31A-5-217.5.   Variable contract law.
     (1) This section applies to all separate accounts that are used to support any one or more of the following:
     (a) variable life insurance policies that satisfy the requirements of Section 817, Internal Revenue Code;
     (b) variable annuity contracts, including modified guaranteed annuities; or
     (c) benefits under plans governed by the Employee Retirement Income Security Act of 1974.
     (2) In the event of a conflict between this section and any other section of this title as it relates to these accounts, this section prevails.
     (3) A domestic life insurance company may establish one or more separate accounts, and may allocate to those accounts amounts, which include proceeds applied under optional modes of settlement or under dividend options, to provide for life insurance or annuities, and benefits incidental to life insurance or annuities, payable in fixed or variable amounts or both, subject to the following:
     (a) The income, gains, and losses, realized or unrealized, from assets allocated to a separate account shall be credited to or charged against the account, without regard to other income, gains, or losses of the company.
     (b) Except as may be provided with respect to reserves for guaranteed benefits and funds referred to in Subsection (c):
     (i) amounts allocated to any separate account and accumulations on such amounts may be invested and reinvested without regard to any requirements or limitations prescribed by the laws of this state governing the investments of life insurance companies; and
     (ii) the investments in any such separate account may not be taken into account in applying the investment limitations that otherwise apply to the investments of the company.
     (c) Except with the approval of the commissioner and under any conditions as to investments and other matters as he may prescribe, which shall recognize the guaranteed nature of the benefits provided, reserves for benefits guaranteed as to dollar amount and duration, and funds guaranteed as to principal amount or stated rate of interest may not be maintained in a separate account.
     (d) Unless otherwise approved by the commissioner, assets allocated to a separate account shall be valued at their market value on the date of valuation, or if there is no readily available market, then as provided under the terms of the contract or the rules or other written agreement that applies to the separate account. However, unless otherwise approved by the commissioner, the portion of any of the assets of the separate account equal to the company's reserve liability with regard to the guaranteed benefits and funds referred to in Subsection (c) shall be valued in accordance with the rules that otherwise apply to the company's assets.
     (e) Amounts allocated to a separate account in the exercise of the power granted by this section shall be owned by the company, and the company may not be, nor hold itself out to be, a trustee with respect to those amounts. If, and to the extent provided under the applicable contracts, that portion of the assets of any separate account that is equal to the reserves and other contract liabilities with respect to the account may not be chargeable with liabilities arising out of any other business the company may conduct.

▸ Given request
Resume the variable contract law section, picking up right after its last sentence.

▸ Raw data

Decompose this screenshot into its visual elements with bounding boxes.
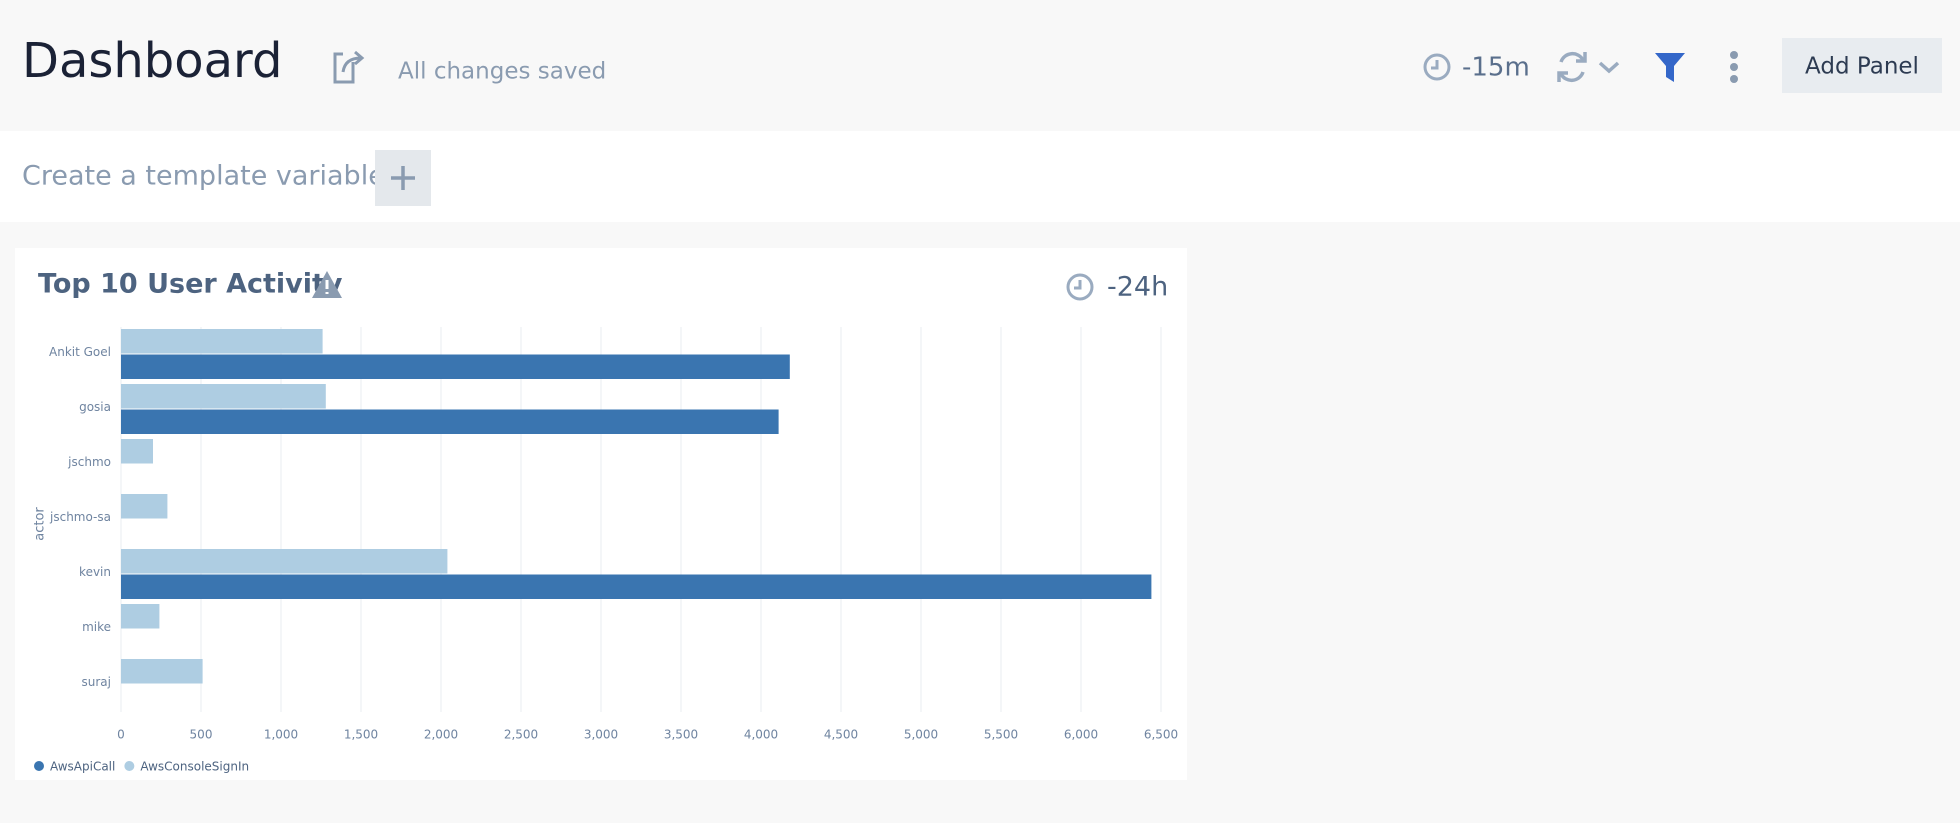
legend-swatch	[124, 761, 135, 771]
plus-icon	[391, 166, 415, 190]
legend-label: AwsApiCall	[50, 760, 115, 774]
more-icon[interactable]	[1730, 51, 1738, 83]
panel-time-range: -24h	[1107, 272, 1168, 303]
x-tick-label: 2,500	[504, 728, 538, 742]
bar	[121, 574, 1152, 599]
add-panel-button[interactable]	[1782, 38, 1942, 93]
bar	[121, 549, 448, 574]
bar	[121, 384, 326, 409]
x-tick-label: 3,500	[664, 728, 698, 742]
warning-icon[interactable]	[312, 271, 342, 298]
bar	[121, 604, 160, 629]
x-tick-label: 4,000	[744, 728, 778, 742]
x-tick-label: 1,500	[344, 728, 378, 742]
x-tick-label: 5,500	[984, 728, 1018, 742]
bar	[121, 329, 323, 354]
y-tick-label: jschmo-sa	[49, 510, 111, 524]
panel-clock-icon	[1066, 273, 1094, 301]
x-tick-label: 6,000	[1064, 728, 1098, 742]
template-bar	[0, 131, 1960, 222]
legend-label: AwsConsoleSignIn	[140, 760, 249, 774]
template-prompt: Create a template variable	[22, 161, 385, 192]
add-panel-label[interactable]: Add Panel	[1805, 54, 1919, 80]
panel-title: Top 10 User Activity	[38, 269, 343, 300]
x-tick-label: 3,000	[584, 728, 618, 742]
y-tick-label: kevin	[79, 565, 111, 579]
x-tick-label: 500	[190, 728, 213, 742]
y-axis-label: actor	[33, 507, 48, 541]
bar	[121, 494, 168, 519]
x-tick-label: 2,000	[424, 728, 458, 742]
y-tick-label: Ankit Goel	[49, 345, 111, 359]
time-range[interactable]: -15m	[1462, 53, 1530, 83]
bar	[121, 659, 203, 684]
y-tick-label: jschmo	[67, 455, 111, 469]
refresh-icon[interactable]	[1557, 51, 1620, 83]
bar	[121, 354, 790, 379]
plot: 0 500 1,000 1,500 2,000 2,500 3,000 3,500 4,000 4…	[34, 327, 1178, 774]
bar	[121, 409, 779, 434]
y-tick-label: suraj	[82, 675, 111, 689]
y-tick-label: gosia	[79, 400, 111, 414]
x-tick-label: 0	[117, 728, 125, 742]
x-tick-label: 1,000	[264, 728, 298, 742]
x-tick-label: 6,500	[1144, 728, 1178, 742]
save-status: All changes saved	[398, 59, 606, 85]
filter-icon[interactable]	[1655, 53, 1685, 82]
x-tick-label: 5,000	[904, 728, 938, 742]
dashboard-title: Dashboard	[22, 33, 282, 89]
legend-swatch	[34, 761, 44, 771]
y-tick-label: mike	[82, 620, 111, 634]
x-tick-label: 4,500	[824, 728, 858, 742]
clock-icon[interactable]	[1423, 53, 1451, 81]
bar	[121, 439, 153, 464]
share-icon[interactable]	[333, 50, 365, 84]
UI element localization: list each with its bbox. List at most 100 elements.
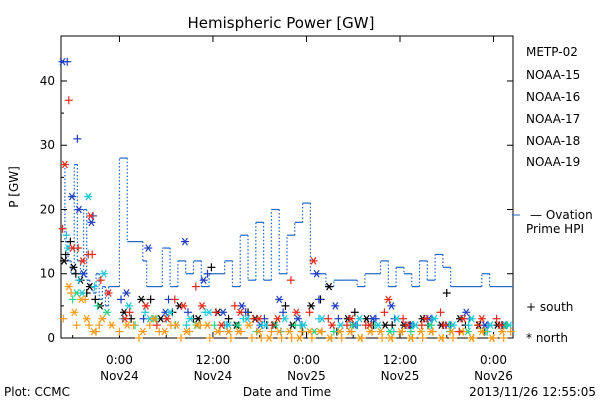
noaa-18-north-point [447, 327, 456, 336]
noaa-17-south-point [68, 295, 77, 304]
marker-stroke [142, 302, 149, 310]
metp-02-south-point [61, 250, 70, 259]
marker-stroke [121, 314, 128, 323]
noaa-17-north-point [102, 308, 111, 317]
marker-stroke [438, 334, 445, 342]
x-axis-label: Date and Time [243, 385, 331, 399]
marker-stroke [206, 308, 213, 317]
marker-stroke [460, 314, 467, 323]
metp-02-south-point [66, 237, 75, 246]
marker-stroke [162, 308, 169, 317]
marker-stroke [311, 327, 318, 336]
noaa-18-north-point [406, 334, 415, 342]
marker-stroke [150, 314, 157, 323]
marker-stroke [313, 269, 320, 278]
marker-stroke [194, 321, 201, 329]
noaa-15-north-point [79, 269, 88, 278]
marker-stroke [199, 302, 206, 310]
marker-stroke [86, 282, 93, 291]
noaa-18-north-point [77, 295, 86, 304]
noaa-18-south-point [59, 314, 68, 323]
marker-stroke [262, 321, 269, 329]
metp-02-south-point [91, 295, 100, 304]
marker-stroke [220, 308, 227, 317]
noaa-17-north-point [385, 327, 394, 336]
marker-stroke [412, 321, 419, 329]
y-tick-label: 20 [40, 202, 55, 216]
marker-stroke [75, 205, 82, 214]
noaa-18-north-point [138, 327, 147, 336]
y-axis: 0 10 20 30 40 [40, 74, 513, 345]
noaa-15-south-point [203, 269, 212, 278]
noaa-18-south-point [499, 334, 508, 342]
legend-entry-noaa-16: NOAA-16 [526, 90, 580, 104]
marker-stroke [124, 321, 131, 329]
marker-stroke [180, 302, 187, 310]
noaa-18-north-point [487, 334, 496, 342]
noaa-18-north-point [89, 327, 98, 336]
noaa-18-north-point [477, 327, 486, 336]
marker-stroke [61, 160, 68, 169]
noaa-18-north-point [366, 327, 375, 336]
marker-stroke [428, 327, 435, 336]
marker-stroke [238, 302, 245, 310]
legend-entry-metp-02: METP-02 [526, 45, 578, 59]
marker-stroke [234, 321, 241, 329]
noaa-16-north-point [467, 314, 476, 323]
noaa-18-north-point [315, 327, 324, 336]
noaa-19-north-point [496, 321, 505, 329]
noaa-18-north-point [64, 282, 73, 291]
marker-stroke [308, 302, 315, 310]
noaa-19-north-point [179, 302, 188, 310]
marker-stroke [363, 314, 370, 323]
marker-stroke [255, 314, 262, 323]
marker-stroke [502, 321, 509, 329]
noaa-18-north-point [427, 327, 436, 336]
noaa-15-north-point [275, 295, 284, 304]
marker-stroke [441, 321, 448, 329]
noaa-19-south-point [492, 314, 501, 323]
marker-stroke [337, 321, 344, 329]
marker-stroke [310, 257, 317, 265]
noaa-19-south-point [152, 321, 161, 330]
noaa-19-south-point [125, 308, 134, 317]
noaa-19-north-point [254, 314, 263, 323]
marker-stroke [167, 308, 174, 317]
marker-stroke [407, 334, 414, 342]
noaa-19-south-point [191, 282, 200, 291]
legend: METP-02 NOAA-15 NOAA-16 NOAA-17 NOAA-18 … [512, 45, 593, 345]
metp-02-south-point [146, 295, 155, 304]
marker-stroke [255, 327, 262, 336]
marker-stroke [83, 314, 90, 323]
noaa-15-north-point [180, 237, 189, 246]
noaa-18-south-point [287, 334, 296, 342]
marker-stroke [382, 321, 389, 329]
noaa-16-north-point [224, 321, 233, 329]
noaa-18-north-point [254, 327, 263, 336]
noaa-16-north-point [430, 314, 439, 323]
noaa-15-south-point [279, 308, 288, 317]
noaa-19-north-point [236, 308, 245, 317]
marker-stroke [103, 308, 110, 317]
legend-entry-noaa-18: NOAA-18 [526, 134, 580, 148]
marker-stroke [218, 321, 225, 329]
noaa-18-north-point [160, 327, 169, 336]
noaa-17-north-point [233, 321, 242, 329]
marker-stroke [397, 327, 404, 336]
noaa-16-south-point [464, 321, 473, 330]
noaa-19-north-point [440, 321, 449, 329]
marker-stroke [337, 327, 343, 336]
marker-stroke [90, 327, 97, 336]
noaa-18-south-point [307, 334, 316, 342]
noaa-19-south-point [64, 96, 73, 105]
noaa-18-south-point [247, 334, 256, 342]
x-tick-time-label: 12:00 [383, 353, 418, 367]
noaa-17-south-point [291, 321, 300, 330]
marker-stroke [319, 314, 326, 323]
marker-stroke [108, 321, 115, 329]
noaa-19-south-point [170, 295, 179, 304]
marker-stroke [276, 327, 283, 336]
marker-stroke [386, 327, 393, 336]
noaa-16-north-point [186, 314, 195, 323]
marker-stroke [357, 334, 364, 342]
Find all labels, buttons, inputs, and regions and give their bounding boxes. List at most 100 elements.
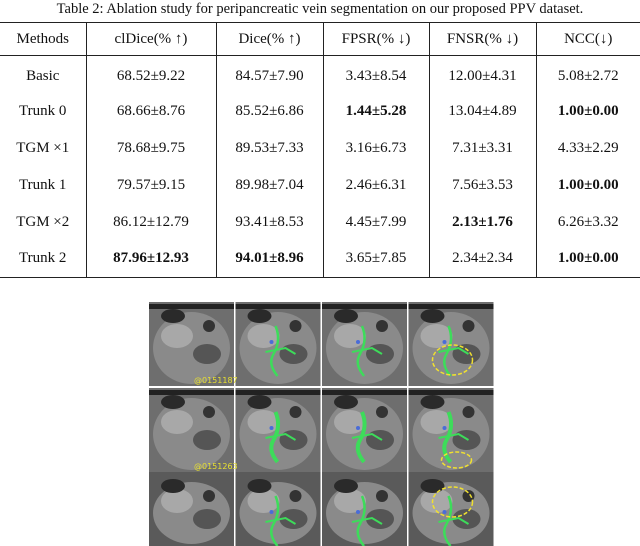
table-cell: 1.00±0.00 [535, 92, 640, 130]
table-cell: 5.08±2.72 [535, 55, 640, 93]
ct-shape [247, 489, 280, 513]
ct-shape [442, 340, 447, 344]
ct-shape [193, 509, 221, 529]
table-cell: 93.41±8.53 [215, 203, 323, 241]
ct-shape [161, 489, 193, 513]
column-header: Dice(% ↑) [215, 22, 323, 56]
ct-shape [247, 309, 272, 323]
table-cell: 79.57±9.15 [85, 166, 216, 204]
table-cell: 87.96±12.93 [85, 240, 216, 278]
ct-shape [334, 479, 358, 493]
table-cell: 86.12±12.79 [85, 203, 216, 241]
table-cell: 4.33±2.29 [535, 129, 640, 167]
ct-shape [334, 395, 358, 409]
table-caption: Table 2: Ablation study for peripancreat… [56, 1, 584, 17]
table-cell: 7.31±3.31 [428, 129, 536, 167]
ct-shape [153, 482, 230, 544]
ct-shape [334, 324, 366, 348]
ct-shape [161, 395, 185, 409]
table-cell: 13.04±4.89 [428, 92, 536, 130]
ct-shape [408, 390, 494, 395]
table-cell: Trunk 0 [19, 102, 67, 119]
ct-shape [351, 432, 383, 441]
ct-shape [153, 398, 230, 470]
table-cell: 1.44±5.28 [322, 92, 429, 130]
ct-shape [269, 411, 281, 464]
ct-shape [356, 325, 366, 377]
table-cell: TGM ×2 [16, 213, 70, 230]
ct-shape [438, 516, 470, 525]
ct-shape [289, 490, 302, 502]
ct-shape [351, 346, 383, 355]
header-row: Methods clDice(% ↑) Dice(% ↑) FPSR(% ↓) FNSR… [0, 22, 640, 56]
ct-shape [279, 509, 308, 529]
ct-shape [376, 406, 388, 418]
table-cell: 6.26±3.32 [535, 203, 640, 241]
table-row: Trunk 2 87.96±12.93 94.01±8.96 3.65±7.85 2.3… [0, 240, 640, 278]
ct-shape [440, 451, 473, 469]
ct-shape [351, 516, 383, 525]
ct-shape [193, 430, 221, 450]
ct-shape [356, 510, 360, 514]
ct-shape [279, 430, 308, 450]
ct-shape [149, 304, 234, 309]
ct-shape [366, 344, 394, 364]
table-cell: 84.57±7.90 [215, 55, 323, 93]
column-header: NCC(↓) [535, 22, 640, 56]
ct-shape [265, 346, 297, 355]
ct-shape [203, 406, 215, 418]
column-header: clDice(% ↑) [85, 22, 216, 56]
table-cell: Trunk 2 [19, 250, 67, 267]
ct-shape [265, 432, 297, 441]
ct-shape [270, 495, 280, 546]
ct-shape [420, 324, 453, 348]
ct-shape [452, 430, 481, 450]
ct-shape [161, 410, 193, 434]
ct-shape [247, 479, 272, 493]
ct-shape [462, 406, 475, 418]
table-cell: 89.53±7.33 [215, 129, 323, 167]
ct-shape [420, 309, 445, 323]
case-label: @0151263 [194, 462, 238, 471]
table-row: Trunk 0 68.66±8.76 85.52±6.86 1.44±5.28 13.0… [0, 92, 640, 130]
ct-shape [203, 320, 215, 332]
ct-shape [431, 486, 474, 518]
table-cell: 3.43±8.54 [322, 55, 429, 93]
table-cell: 1.00±0.00 [535, 166, 640, 204]
ct-shape [279, 344, 308, 364]
ct-shape [289, 320, 302, 332]
ct-shape [269, 340, 274, 344]
ct-shape [376, 320, 388, 332]
ct-shape [322, 304, 407, 309]
figure-grid: @0151187 @0151263 [148, 302, 494, 546]
table-cell: 68.52±9.22 [85, 55, 216, 93]
table-cell: 4.45±7.99 [322, 203, 429, 241]
ct-shape [356, 495, 366, 546]
ct-shape [431, 344, 474, 376]
table-cell: TGM ×1 [16, 139, 70, 156]
ct-shape [235, 390, 321, 395]
table-cell: 2.46±6.31 [322, 166, 429, 204]
ct-shape [438, 432, 470, 441]
table-cell: Basic [26, 67, 60, 84]
ct-shape [442, 510, 447, 514]
ct-shape [161, 309, 185, 323]
ct-shape [366, 430, 394, 450]
ct-shape [356, 426, 360, 430]
table-cell: 2.34±2.34 [428, 240, 536, 278]
ct-shape [265, 516, 297, 525]
table-cell: 3.16±6.73 [322, 129, 429, 167]
ct-shape [452, 509, 481, 529]
table-cell: 68.66±8.76 [85, 92, 216, 130]
table-row: TGM ×2 86.12±12.79 93.41±8.53 4.45±7.99 2.13… [0, 203, 640, 241]
ct-shape [420, 489, 453, 513]
ct-shape [366, 509, 394, 529]
ct-shape [203, 490, 215, 502]
column-header: Methods [16, 30, 70, 47]
ct-shape [269, 426, 274, 430]
ct-shape [462, 320, 475, 332]
ct-shape [356, 340, 360, 344]
table-cell: 94.01±8.96 [215, 240, 323, 278]
ct-shape [355, 411, 367, 464]
table-cell: 2.13±1.76 [428, 203, 536, 241]
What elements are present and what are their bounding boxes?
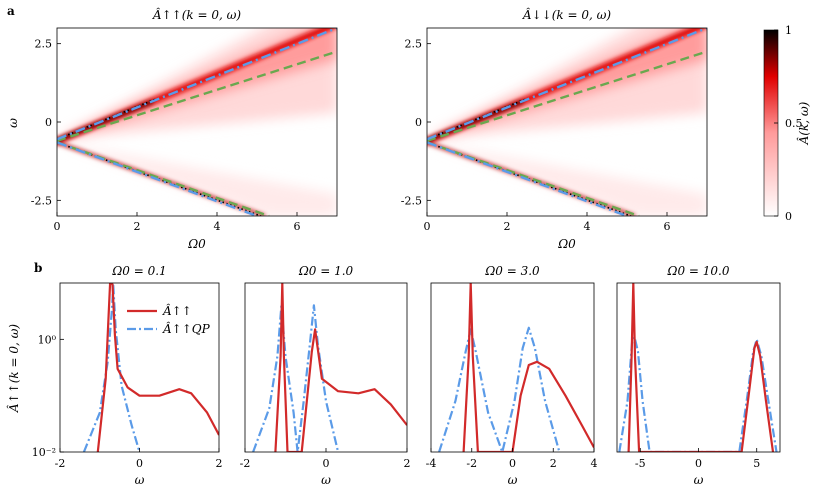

▸ Response to this exercise
     (f) A sale, exchange, or other transfer of assets may not be made by a company between any of its separate accounts or between any other investment account and one or more of its

separate accounts unless, in case of a transfer into a separate account, the transfer is made solely to establish the account or to support the operation of the contracts with respect to the separate account to which the transfer is made, and unless the transfer, whether into or from a separate account, is made by a transfer of cash, or by a transfer of securities having a readily determinable market value, if the transfer of securities is approved by the commissioner. The commissioner may approve other transfers among such accounts if, in his opinion, the transfers would not be inequitable.
     (g) To the extent a company considers it necessary to comply with any applicable federal or state laws, the company, with respect to any separate account, including any separate account which is a management investment company or a unit investment trust, may provide for persons having an interest in the account appropriate voting and other rights and special procedures for the conduct of the business of the account, including special rights and procedures relating to investment policy, investment advisory services, selection of independent public accountants, and the selection of a committee, the members of which need not be otherwise affiliated with the company, to manage the business of the account.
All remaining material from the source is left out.